WRITTEN EXERCISE »
Return the listing below unchanged, minus its pictures.

WORKING DATA »

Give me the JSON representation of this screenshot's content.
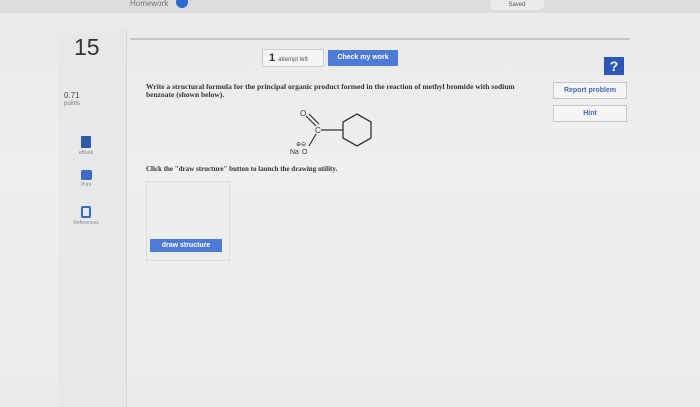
{
  "header": {
    "crumb_text": "Homework",
    "saved_label": "Saved"
  },
  "sidebar": {
    "question_number": "15",
    "points_value": "0.71",
    "points_label": "points",
    "tools": [
      {
        "label": "eBook",
        "icon": "ebook-icon"
      },
      {
        "label": "Print",
        "icon": "print-icon"
      },
      {
        "label": "References",
        "icon": "references-icon"
      }
    ]
  },
  "toolbar": {
    "attempts_count": "1",
    "attempts_label": "attempt left",
    "check_work_label": "Check my work"
  },
  "side_buttons": {
    "help_label": "?",
    "report_problem_label": "Report problem",
    "hint_label": "Hint"
  },
  "question": {
    "text": "Write a structural formula for the principal organic product formed in the reaction of methyl bromide with sodium benzoate (shown below).",
    "molecule": {
      "atom_o": "O",
      "atom_c": "C",
      "atom_o_minus": "O",
      "counter_ion": "Na",
      "charges": "⊕⊖"
    },
    "instruction": "Click the \"draw structure\" button to launch the drawing utility.",
    "draw_structure_label": "draw structure"
  },
  "colors": {
    "accent_blue": "#4c7bd8",
    "help_blue": "#2b56b7",
    "background": "#ececec"
  }
}
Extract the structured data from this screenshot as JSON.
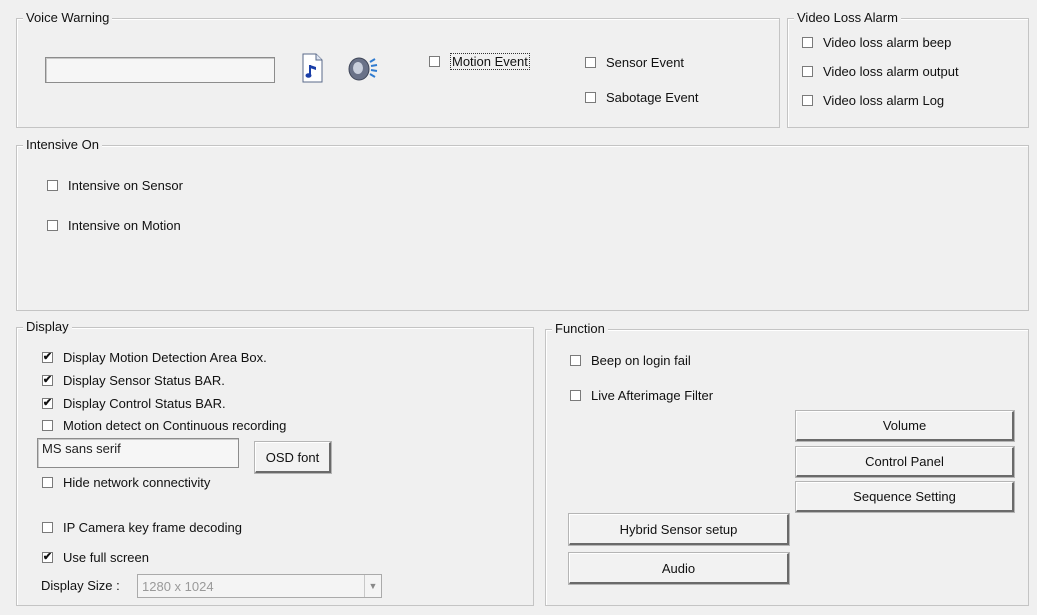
{
  "voice_warning": {
    "title": "Voice Warning",
    "file_value": "",
    "motion_event": {
      "label": "Motion Event",
      "checked": false
    },
    "sensor_event": {
      "label": "Sensor Event",
      "checked": false
    },
    "sabotage_event": {
      "label": "Sabotage Event",
      "checked": false
    }
  },
  "video_loss": {
    "title": "Video Loss Alarm",
    "items": [
      {
        "label": "Video loss alarm beep",
        "checked": false
      },
      {
        "label": "Video loss alarm output",
        "checked": false
      },
      {
        "label": "Video loss alarm Log",
        "checked": false
      }
    ]
  },
  "intensive": {
    "title": "Intensive On",
    "items": [
      {
        "label": "Intensive on Sensor",
        "checked": false
      },
      {
        "label": "Intensive on Motion",
        "checked": false
      }
    ]
  },
  "display": {
    "title": "Display",
    "items": [
      {
        "label": "Display Motion Detection Area Box.",
        "checked": true
      },
      {
        "label": "Display Sensor Status BAR.",
        "checked": true
      },
      {
        "label": "Display Control Status BAR.",
        "checked": true
      },
      {
        "label": "Motion detect on Continuous recording",
        "checked": false
      }
    ],
    "font_value": "MS sans serif",
    "osd_font_label": "OSD font",
    "hide_network": {
      "label": "Hide network connectivity",
      "checked": false
    },
    "ip_camera": {
      "label": "IP Camera key frame decoding",
      "checked": false
    },
    "full_screen": {
      "label": "Use full screen",
      "checked": true
    },
    "size_label": "Display Size :",
    "size_value": "1280 x 1024"
  },
  "function": {
    "title": "Function",
    "beep_login": {
      "label": "Beep on login fail",
      "checked": false
    },
    "afterimage": {
      "label": "Live Afterimage Filter",
      "checked": false
    },
    "volume_label": "Volume",
    "control_panel_label": "Control Panel",
    "sequence_label": "Sequence Setting",
    "hybrid_label": "Hybrid Sensor setup",
    "audio_label": "Audio"
  },
  "check_mark": "✔"
}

SOLUTION FOR THIS EXERCISE »
Give me the JSON representation of this screenshot's content.
{
  "header": {
    "crumb_text": "Homework",
    "saved_label": "Saved"
  },
  "sidebar": {
    "question_number": "15",
    "points_value": "0.71",
    "points_label": "points",
    "tools": [
      {
        "label": "eBook",
        "icon": "ebook-icon"
      },
      {
        "label": "Print",
        "icon": "print-icon"
      },
      {
        "label": "References",
        "icon": "references-icon"
      }
    ]
  },
  "toolbar": {
    "attempts_count": "1",
    "attempts_label": "attempt left",
    "check_work_label": "Check my work"
  },
  "side_buttons": {
    "help_label": "?",
    "report_problem_label": "Report problem",
    "hint_label": "Hint"
  },
  "question": {
    "text": "Write a structural formula for the principal organic product formed in the reaction of methyl bromide with sodium benzoate (shown below).",
    "molecule": {
      "atom_o": "O",
      "atom_c": "C",
      "atom_o_minus": "O",
      "counter_ion": "Na",
      "charges": "⊕⊖"
    },
    "instruction": "Click the \"draw structure\" button to launch the drawing utility.",
    "draw_structure_label": "draw structure"
  },
  "colors": {
    "accent_blue": "#4c7bd8",
    "help_blue": "#2b56b7",
    "background": "#ececec"
  }
}
Extract the structured data from this screenshot as JSON.
{
  "voice_warning": {
    "title": "Voice Warning",
    "file_value": "",
    "motion_event": {
      "label": "Motion Event",
      "checked": false
    },
    "sensor_event": {
      "label": "Sensor Event",
      "checked": false
    },
    "sabotage_event": {
      "label": "Sabotage Event",
      "checked": false
    }
  },
  "video_loss": {
    "title": "Video Loss Alarm",
    "items": [
      {
        "label": "Video loss alarm beep",
        "checked": false
      },
      {
        "label": "Video loss alarm output",
        "checked": false
      },
      {
        "label": "Video loss alarm Log",
        "checked": false
      }
    ]
  },
  "intensive": {
    "title": "Intensive On",
    "items": [
      {
        "label": "Intensive on Sensor",
        "checked": false
      },
      {
        "label": "Intensive on Motion",
        "checked": false
      }
    ]
  },
  "display": {
    "title": "Display",
    "items": [
      {
        "label": "Display Motion Detection Area Box.",
        "checked": true
      },
      {
        "label": "Display Sensor Status BAR.",
        "checked": true
      },
      {
        "label": "Display Control Status BAR.",
        "checked": true
      },
      {
        "label": "Motion detect on Continuous recording",
        "checked": false
      }
    ],
    "font_value": "MS sans serif",
    "osd_font_label": "OSD font",
    "hide_network": {
      "label": "Hide network connectivity",
      "checked": false
    },
    "ip_camera": {
      "label": "IP Camera key frame decoding",
      "checked": false
    },
    "full_screen": {
      "label": "Use full screen",
      "checked": true
    },
    "size_label": "Display Size :",
    "size_value": "1280 x 1024"
  },
  "function": {
    "title": "Function",
    "beep_login": {
      "label": "Beep on login fail",
      "checked": false
    },
    "afterimage": {
      "label": "Live Afterimage Filter",
      "checked": false
    },
    "volume_label": "Volume",
    "control_panel_label": "Control Panel",
    "sequence_label": "Sequence Setting",
    "hybrid_label": "Hybrid Sensor setup",
    "audio_label": "Audio"
  },
  "check_mark": "✔"
}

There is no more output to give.